Goal:
In this exercise, reproduce all the entries that follow exactly.

Records for the exercise:

%%

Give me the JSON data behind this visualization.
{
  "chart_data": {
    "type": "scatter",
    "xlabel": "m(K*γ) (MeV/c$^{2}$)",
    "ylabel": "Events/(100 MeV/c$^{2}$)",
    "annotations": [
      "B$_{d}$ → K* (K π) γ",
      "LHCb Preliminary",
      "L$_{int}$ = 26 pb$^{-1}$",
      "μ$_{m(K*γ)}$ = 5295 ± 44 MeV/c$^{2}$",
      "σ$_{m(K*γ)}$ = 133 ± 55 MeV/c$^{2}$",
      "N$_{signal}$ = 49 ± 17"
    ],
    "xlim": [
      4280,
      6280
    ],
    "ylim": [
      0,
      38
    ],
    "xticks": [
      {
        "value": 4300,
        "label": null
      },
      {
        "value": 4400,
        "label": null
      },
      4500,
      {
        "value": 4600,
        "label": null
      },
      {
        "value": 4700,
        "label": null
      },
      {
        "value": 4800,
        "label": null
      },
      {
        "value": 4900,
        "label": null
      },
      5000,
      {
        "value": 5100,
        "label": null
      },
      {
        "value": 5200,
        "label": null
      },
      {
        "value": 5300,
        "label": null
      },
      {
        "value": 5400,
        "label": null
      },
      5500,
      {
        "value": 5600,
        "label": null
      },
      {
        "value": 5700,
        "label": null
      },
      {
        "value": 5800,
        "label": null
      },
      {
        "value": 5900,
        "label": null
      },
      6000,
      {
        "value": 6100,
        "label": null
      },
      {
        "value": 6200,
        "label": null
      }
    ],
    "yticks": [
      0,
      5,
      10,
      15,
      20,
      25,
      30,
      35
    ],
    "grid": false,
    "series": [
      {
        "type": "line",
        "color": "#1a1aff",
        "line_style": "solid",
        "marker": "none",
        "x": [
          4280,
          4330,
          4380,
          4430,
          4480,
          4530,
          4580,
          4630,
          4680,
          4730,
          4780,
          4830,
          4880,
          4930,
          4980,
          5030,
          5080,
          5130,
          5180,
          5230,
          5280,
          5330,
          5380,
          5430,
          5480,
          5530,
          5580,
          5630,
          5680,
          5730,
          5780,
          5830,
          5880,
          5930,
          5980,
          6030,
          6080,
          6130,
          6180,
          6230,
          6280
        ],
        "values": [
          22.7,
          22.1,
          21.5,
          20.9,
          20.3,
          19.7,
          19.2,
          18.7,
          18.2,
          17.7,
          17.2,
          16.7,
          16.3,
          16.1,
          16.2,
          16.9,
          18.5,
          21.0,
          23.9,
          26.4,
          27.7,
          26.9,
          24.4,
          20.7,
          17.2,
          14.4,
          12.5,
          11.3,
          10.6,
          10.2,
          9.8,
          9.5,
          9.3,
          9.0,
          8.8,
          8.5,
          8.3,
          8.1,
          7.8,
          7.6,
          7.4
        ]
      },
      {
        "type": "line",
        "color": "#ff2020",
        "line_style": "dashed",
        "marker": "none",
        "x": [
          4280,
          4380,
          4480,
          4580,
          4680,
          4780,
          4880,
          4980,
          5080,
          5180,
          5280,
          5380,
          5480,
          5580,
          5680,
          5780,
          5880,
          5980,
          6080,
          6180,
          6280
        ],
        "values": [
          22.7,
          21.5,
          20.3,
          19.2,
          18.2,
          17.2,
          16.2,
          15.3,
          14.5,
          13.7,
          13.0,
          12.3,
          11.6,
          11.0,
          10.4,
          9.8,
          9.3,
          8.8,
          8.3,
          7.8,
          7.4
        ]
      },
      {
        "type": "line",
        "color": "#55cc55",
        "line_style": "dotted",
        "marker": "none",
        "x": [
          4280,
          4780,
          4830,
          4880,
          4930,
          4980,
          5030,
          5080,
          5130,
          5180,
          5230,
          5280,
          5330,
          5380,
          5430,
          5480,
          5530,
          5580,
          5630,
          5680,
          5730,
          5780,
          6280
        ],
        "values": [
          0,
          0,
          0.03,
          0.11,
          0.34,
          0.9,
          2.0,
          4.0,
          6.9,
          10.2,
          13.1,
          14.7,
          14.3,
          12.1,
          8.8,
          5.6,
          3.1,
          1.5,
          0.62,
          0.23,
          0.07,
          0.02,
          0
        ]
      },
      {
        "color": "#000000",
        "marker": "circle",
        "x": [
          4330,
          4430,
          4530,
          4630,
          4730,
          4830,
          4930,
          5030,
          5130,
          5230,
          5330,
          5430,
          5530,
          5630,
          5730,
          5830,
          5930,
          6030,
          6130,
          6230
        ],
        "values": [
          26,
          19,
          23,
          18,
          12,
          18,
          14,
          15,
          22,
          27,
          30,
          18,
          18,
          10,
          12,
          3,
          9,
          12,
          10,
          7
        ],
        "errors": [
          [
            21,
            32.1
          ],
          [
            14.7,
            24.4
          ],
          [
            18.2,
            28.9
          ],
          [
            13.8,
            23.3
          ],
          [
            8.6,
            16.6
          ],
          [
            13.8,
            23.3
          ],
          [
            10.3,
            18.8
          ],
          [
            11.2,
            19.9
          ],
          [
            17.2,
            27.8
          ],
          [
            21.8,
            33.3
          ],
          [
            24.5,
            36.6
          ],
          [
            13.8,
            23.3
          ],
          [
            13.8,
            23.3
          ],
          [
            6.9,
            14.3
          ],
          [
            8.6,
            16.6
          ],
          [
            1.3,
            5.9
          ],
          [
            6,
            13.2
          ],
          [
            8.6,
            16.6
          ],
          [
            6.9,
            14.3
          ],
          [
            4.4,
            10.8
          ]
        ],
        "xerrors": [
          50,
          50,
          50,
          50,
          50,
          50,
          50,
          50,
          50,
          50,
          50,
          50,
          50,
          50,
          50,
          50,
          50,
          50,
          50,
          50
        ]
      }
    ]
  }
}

%%

Solution for this problem:
Give me the JSON data behind this visualization.
{
  "chart_data": {
    "type": "scatter",
    "xlabel": "m(K*γ) (MeV/c$^{2}$)",
    "ylabel": "Events/(100 MeV/c$^{2}$)",
    "annotations": [
      "B$_{d}$ → K* (K π) γ",
      "LHCb Preliminary",
      "L$_{int}$ = 26 pb$^{-1}$",
      "μ$_{m(K*γ)}$ = 5295 ± 44 MeV/c$^{2}$",
      "σ$_{m(K*γ)}$ = 133 ± 55 MeV/c$^{2}$",
      "N$_{signal}$ = 49 ± 17"
    ],
    "xlim": [
      4280,
      6280
    ],
    "ylim": [
      0,
      38
    ],
    "xticks": [
      {
        "value": 4300,
        "label": null
      },
      {
        "value": 4400,
        "label": null
      },
      4500,
      {
        "value": 4600,
        "label": null
      },
      {
        "value": 4700,
        "label": null
      },
      {
        "value": 4800,
        "label": null
      },
      {
        "value": 4900,
        "label": null
      },
      5000,
      {
        "value": 5100,
        "label": null
      },
      {
        "value": 5200,
        "label": null
      },
      {
        "value": 5300,
        "label": null
      },
      {
        "value": 5400,
        "label": null
      },
      5500,
      {
        "value": 5600,
        "label": null
      },
      {
        "value": 5700,
        "label": null
      },
      {
        "value": 5800,
        "label": null
      },
      {
        "value": 5900,
        "label": null
      },
      6000,
      {
        "value": 6100,
        "label": null
      },
      {
        "value": 6200,
        "label": null
      }
    ],
    "yticks": [
      0,
      5,
      10,
      15,
      20,
      25,
      30,
      35
    ],
    "grid": false,
    "series": [
      {
        "type": "line",
        "color": "#1a1aff",
        "line_style": "solid",
        "marker": "none",
        "x": [
          4280,
          4330,
          4380,
          4430,
          4480,
          4530,
          4580,
          4630,
          4680,
          4730,
          4780,
          4830,
          4880,
          4930,
          4980,
          5030,
          5080,
          5130,
          5180,
          5230,
          5280,
          5330,
          5380,
          5430,
          5480,
          5530,
          5580,
          5630,
          5680,
          5730,
          5780,
          5830,
          5880,
          5930,
          5980,
          6030,
          6080,
          6130,
          6180,
          6230,
          6280
        ],
        "values": [
          22.7,
          22.1,
          21.5,
          20.9,
          20.3,
          19.7,
          19.2,
          18.7,
          18.2,
          17.7,
          17.2,
          16.7,
          16.3,
          16.1,
          16.2,
          16.9,
          18.5,
          21.0,
          23.9,
          26.4,
          27.7,
          26.9,
          24.4,
          20.7,
          17.2,
          14.4,
          12.5,
          11.3,
          10.6,
          10.2,
          9.8,
          9.5,
          9.3,
          9.0,
          8.8,
          8.5,
          8.3,
          8.1,
          7.8,
          7.6,
          7.4
        ]
      },
      {
        "type": "line",
        "color": "#ff2020",
        "line_style": "dashed",
        "marker": "none",
        "x": [
          4280,
          4380,
          4480,
          4580,
          4680,
          4780,
          4880,
          4980,
          5080,
          5180,
          5280,
          5380,
          5480,
          5580,
          5680,
          5780,
          5880,
          5980,
          6080,
          6180,
          6280
        ],
        "values": [
          22.7,
          21.5,
          20.3,
          19.2,
          18.2,
          17.2,
          16.2,
          15.3,
          14.5,
          13.7,
          13.0,
          12.3,
          11.6,
          11.0,
          10.4,
          9.8,
          9.3,
          8.8,
          8.3,
          7.8,
          7.4
        ]
      },
      {
        "type": "line",
        "color": "#55cc55",
        "line_style": "dotted",
        "marker": "none",
        "x": [
          4280,
          4780,
          4830,
          4880,
          4930,
          4980,
          5030,
          5080,
          5130,
          5180,
          5230,
          5280,
          5330,
          5380,
          5430,
          5480,
          5530,
          5580,
          5630,
          5680,
          5730,
          5780,
          6280
        ],
        "values": [
          0,
          0,
          0.03,
          0.11,
          0.34,
          0.9,
          2.0,
          4.0,
          6.9,
          10.2,
          13.1,
          14.7,
          14.3,
          12.1,
          8.8,
          5.6,
          3.1,
          1.5,
          0.62,
          0.23,
          0.07,
          0.02,
          0
        ]
      },
      {
        "color": "#000000",
        "marker": "circle",
        "x": [
          4330,
          4430,
          4530,
          4630,
          4730,
          4830,
          4930,
          5030,
          5130,
          5230,
          5330,
          5430,
          5530,
          5630,
          5730,
          5830,
          5930,
          6030,
          6130,
          6230
        ],
        "values": [
          26,
          19,
          23,
          18,
          12,
          18,
          14,
          15,
          22,
          27,
          30,
          18,
          18,
          10,
          12,
          3,
          9,
          12,
          10,
          7
        ],
        "errors": [
          [
            21,
            32.1
          ],
          [
            14.7,
            24.4
          ],
          [
            18.2,
            28.9
          ],
          [
            13.8,
            23.3
          ],
          [
            8.6,
            16.6
          ],
          [
            13.8,
            23.3
          ],
          [
            10.3,
            18.8
          ],
          [
            11.2,
            19.9
          ],
          [
            17.2,
            27.8
          ],
          [
            21.8,
            33.3
          ],
          [
            24.5,
            36.6
          ],
          [
            13.8,
            23.3
          ],
          [
            13.8,
            23.3
          ],
          [
            6.9,
            14.3
          ],
          [
            8.6,
            16.6
          ],
          [
            1.3,
            5.9
          ],
          [
            6,
            13.2
          ],
          [
            8.6,
            16.6
          ],
          [
            6.9,
            14.3
          ],
          [
            4.4,
            10.8
          ]
        ],
        "xerrors": [
          50,
          50,
          50,
          50,
          50,
          50,
          50,
          50,
          50,
          50,
          50,
          50,
          50,
          50,
          50,
          50,
          50,
          50,
          50,
          50
        ]
      }
    ]
  }
}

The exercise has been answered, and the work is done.